• **THE EXERCISE**: Repeat the records verbatim and leave the pictures out of your copy.

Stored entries
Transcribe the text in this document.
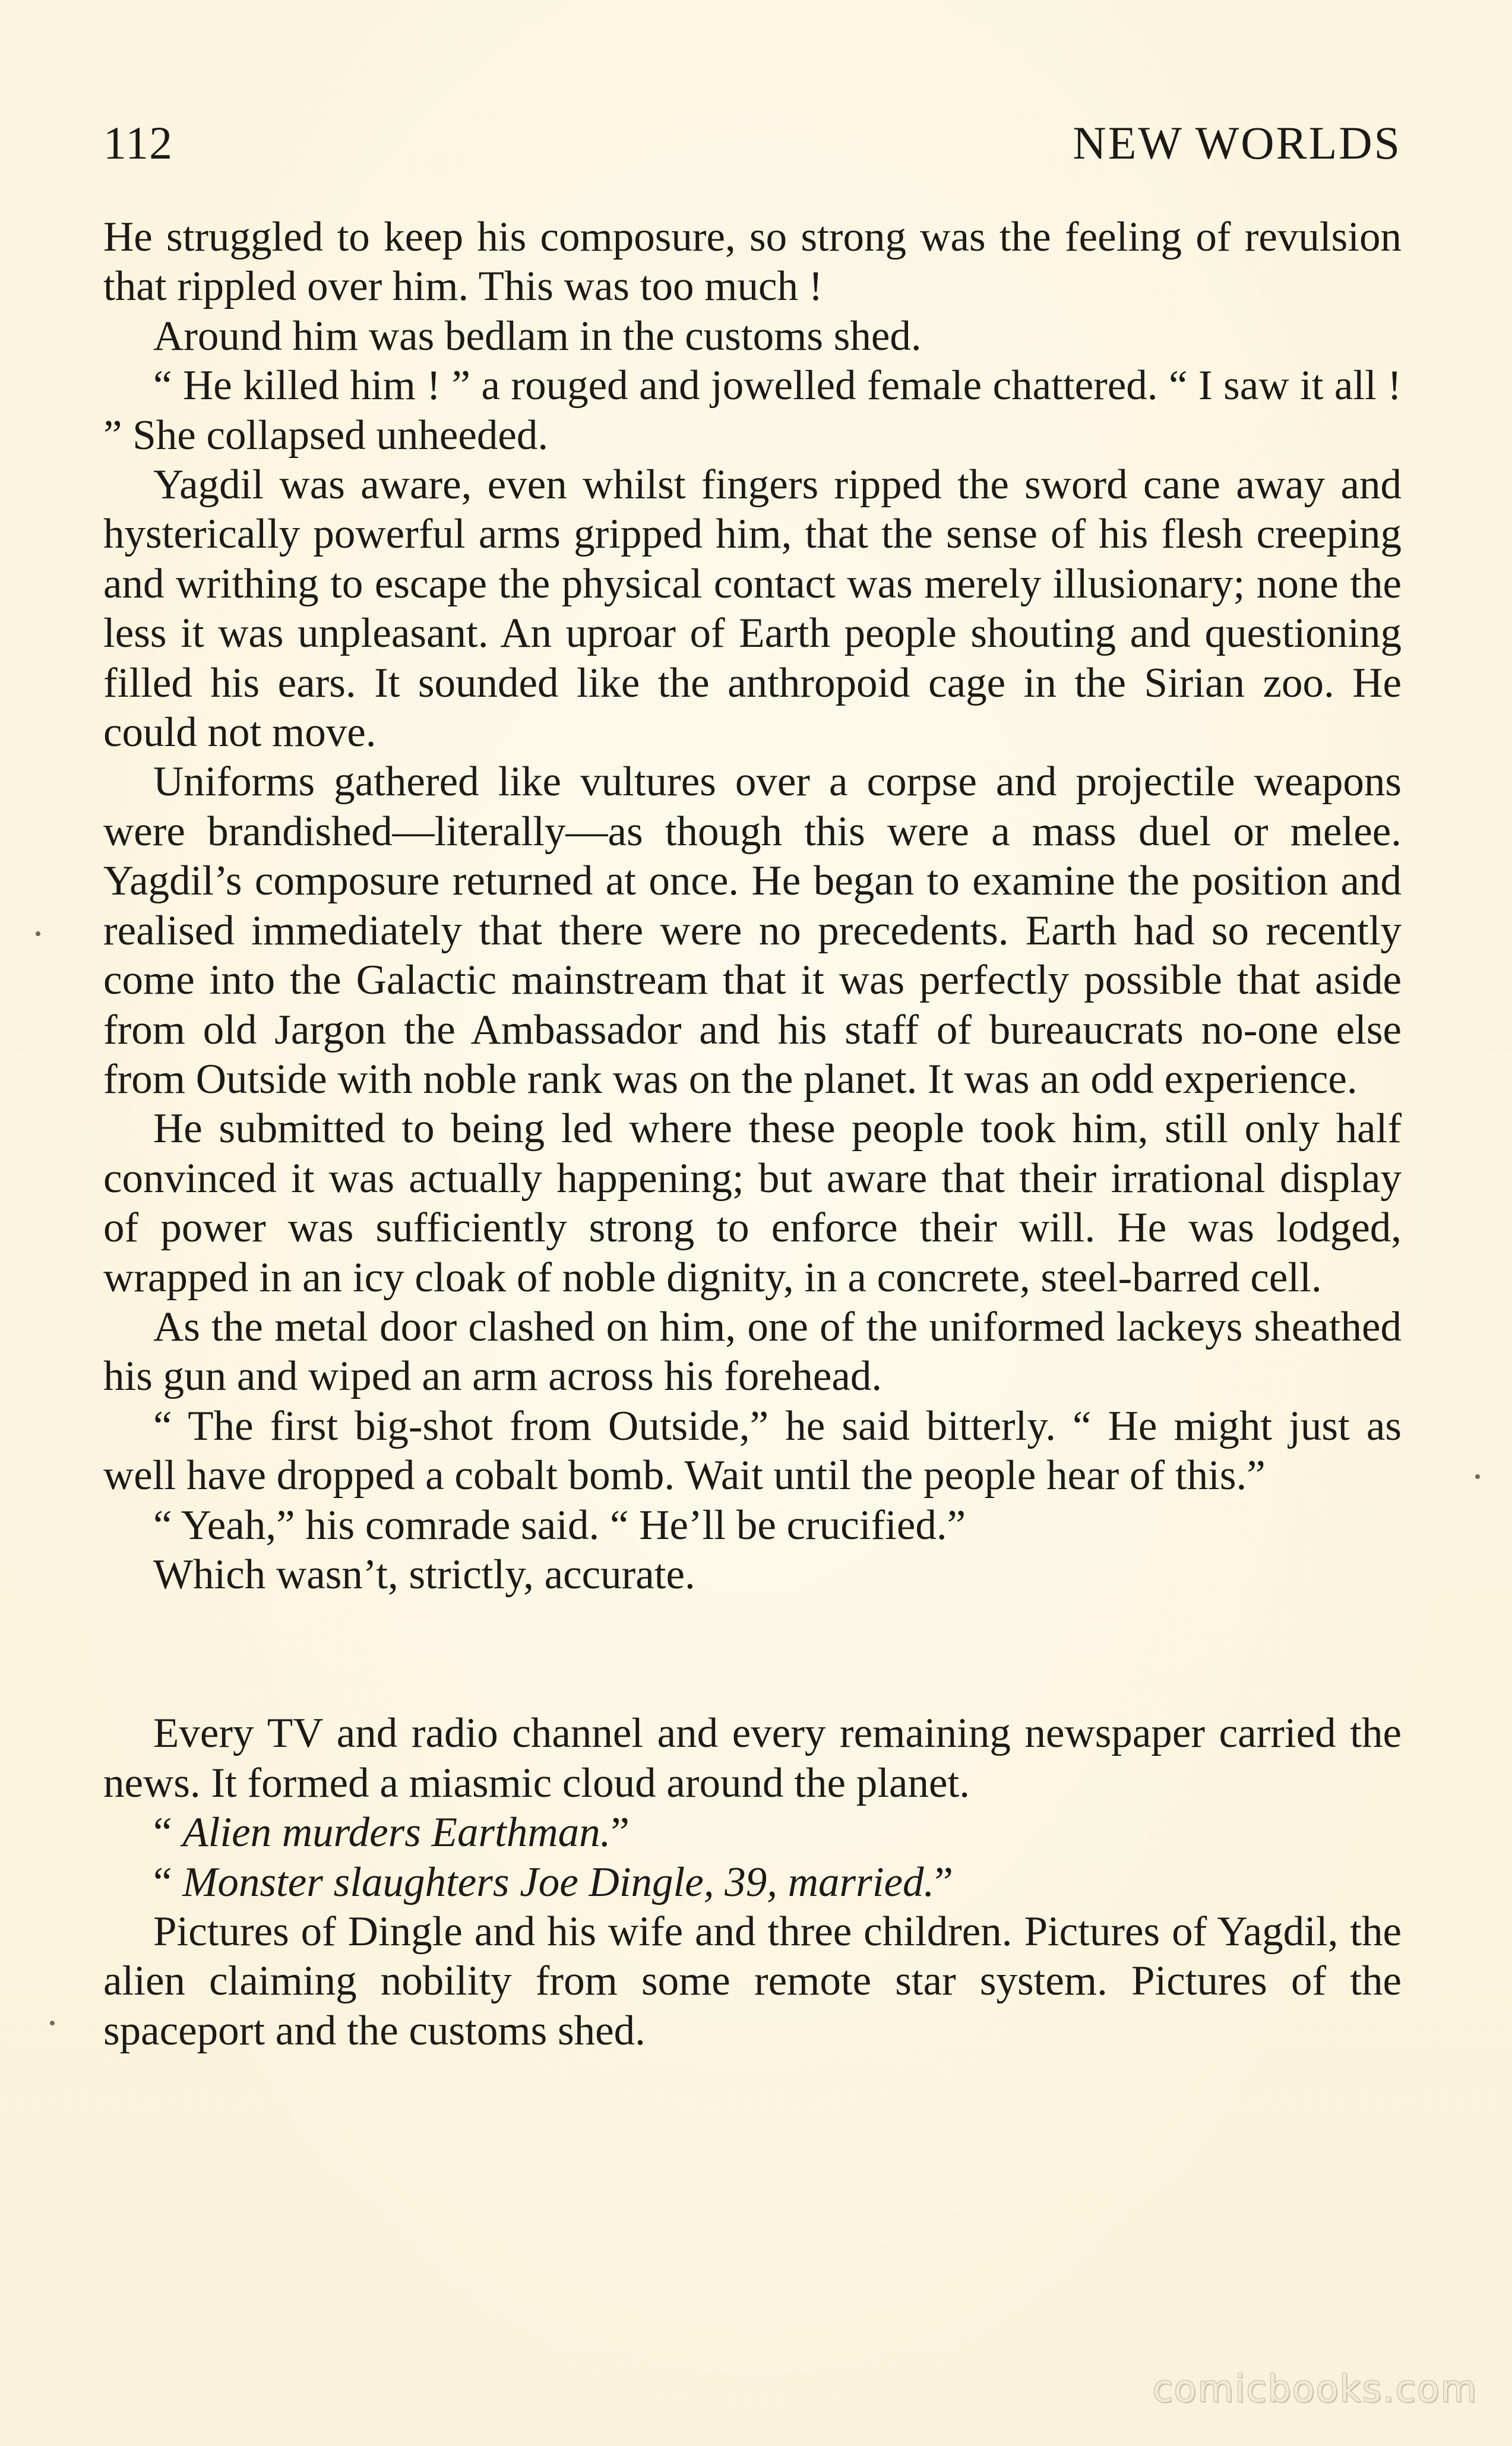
112	NEW WORLDS

He struggled to keep his composure, so strong was the feeling of revulsion that rippled over him. This was too much !

Around him was bedlam in the customs shed.

“ He killed him ! ” a rouged and jowelled female chattered. “ I saw it all ! ” She collapsed unheeded.

Yagdil was aware, even whilst fingers ripped the sword cane away and hysterically powerful arms gripped him, that the sense of his flesh creeping and writhing to escape the physical contact was merely illusionary; none the less it was unpleasant. An uproar of Earth people shouting and questioning filled his ears. It sounded like the anthropoid cage in the Sirian zoo. He could not move.

Uniforms gathered like vultures over a corpse and projectile weapons were brandished—literally—as though this were a mass duel or melee. Yagdil’s composure returned at once. He began to examine the position and realised immediately that there were no precedents. Earth had so recently come into the Galactic mainstream that it was perfectly possible that aside from old Jargon the Ambassador and his staff of bureaucrats no-one else from Outside with noble rank was on the planet. It was an odd experience.

He submitted to being led where these people took him, still only half convinced it was actually happening; but aware that their irrational display of power was sufficiently strong to enforce their will. He was lodged, wrapped in an icy cloak of noble dignity, in a concrete, steel-barred cell.

As the metal door clashed on him, one of the uniformed lackeys sheathed his gun and wiped an arm across his forehead.

“ The first big-shot from Outside,” he said bitterly. “ He might just as well have dropped a cobalt bomb. Wait until the people hear of this.”

“ Yeah,” his comrade said. “ He’ll be crucified.”

Which wasn’t, strictly, accurate.

Every TV and radio channel and every remaining newspaper carried the news. It formed a miasmic cloud around the planet.

“ Alien murders Earthman.”

“ Monster slaughters Joe Dingle, 39, married.”

Pictures of Dingle and his wife and three children. Pictures of Yagdil, the alien claiming nobility from some remote star system. Pictures of the spaceport and the customs shed.

comicbooks.com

• **EXPECTED OUTPUT**:
Transcribe the text in this document.
112	NEW WORLDS

He struggled to keep his composure, so strong was the feeling of revulsion that rippled over him. This was too much !

Around him was bedlam in the customs shed.

“ He killed him ! ” a rouged and jowelled female chattered. “ I saw it all ! ” She collapsed unheeded.

Yagdil was aware, even whilst fingers ripped the sword cane away and hysterically powerful arms gripped him, that the sense of his flesh creeping and writhing to escape the physical contact was merely illusionary; none the less it was unpleasant. An uproar of Earth people shouting and questioning filled his ears. It sounded like the anthropoid cage in the Sirian zoo. He could not move.

Uniforms gathered like vultures over a corpse and projectile weapons were brandished—literally—as though this were a mass duel or melee. Yagdil’s composure returned at once. He began to examine the position and realised immediately that there were no precedents. Earth had so recently come into the Galactic mainstream that it was perfectly possible that aside from old Jargon the Ambassador and his staff of bureaucrats no-one else from Outside with noble rank was on the planet. It was an odd experience.

He submitted to being led where these people took him, still only half convinced it was actually happening; but aware that their irrational display of power was sufficiently strong to enforce their will. He was lodged, wrapped in an icy cloak of noble dignity, in a concrete, steel-barred cell.

As the metal door clashed on him, one of the uniformed lackeys sheathed his gun and wiped an arm across his forehead.

“ The first big-shot from Outside,” he said bitterly. “ He might just as well have dropped a cobalt bomb. Wait until the people hear of this.”

“ Yeah,” his comrade said. “ He’ll be crucified.”

Which wasn’t, strictly, accurate.

Every TV and radio channel and every remaining newspaper carried the news. It formed a miasmic cloud around the planet.

“ Alien murders Earthman.”

“ Monster slaughters Joe Dingle, 39, married.”

Pictures of Dingle and his wife and three children. Pictures of Yagdil, the alien claiming nobility from some remote star system. Pictures of the spaceport and the customs shed.

comicbooks.com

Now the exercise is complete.